## GIVEN DATA

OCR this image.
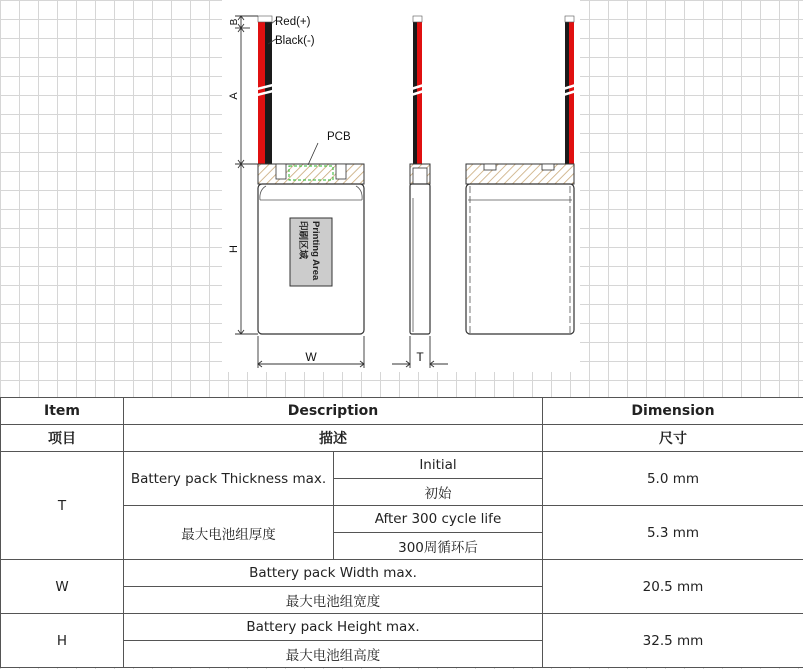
Printing Area
印刷区域
Red(+)
Black(-)
PCB
B
A
H
W	T
Item	Description		Dimension
项目	描述		尺寸
T	Battery pack Thickness max.	Initial	5.0 mm
		初始	
	最大电池组厚度	After 300 cycle life	5.3 mm
		300周循环后	
W	Battery pack Width max.		20.5 mm
	最大电池组宽度		
H	Battery pack Height max.		32.5 mm
	最大电池组高度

## WHAT IS REQUIRED
Return each line where "pack" shows up.

## FINAL ANSWER
T	Battery pack Thickness max.	Initial	5.0 mm
W	Battery pack Width max.		20.5 mm
H	Battery pack Height max.		32.5 mm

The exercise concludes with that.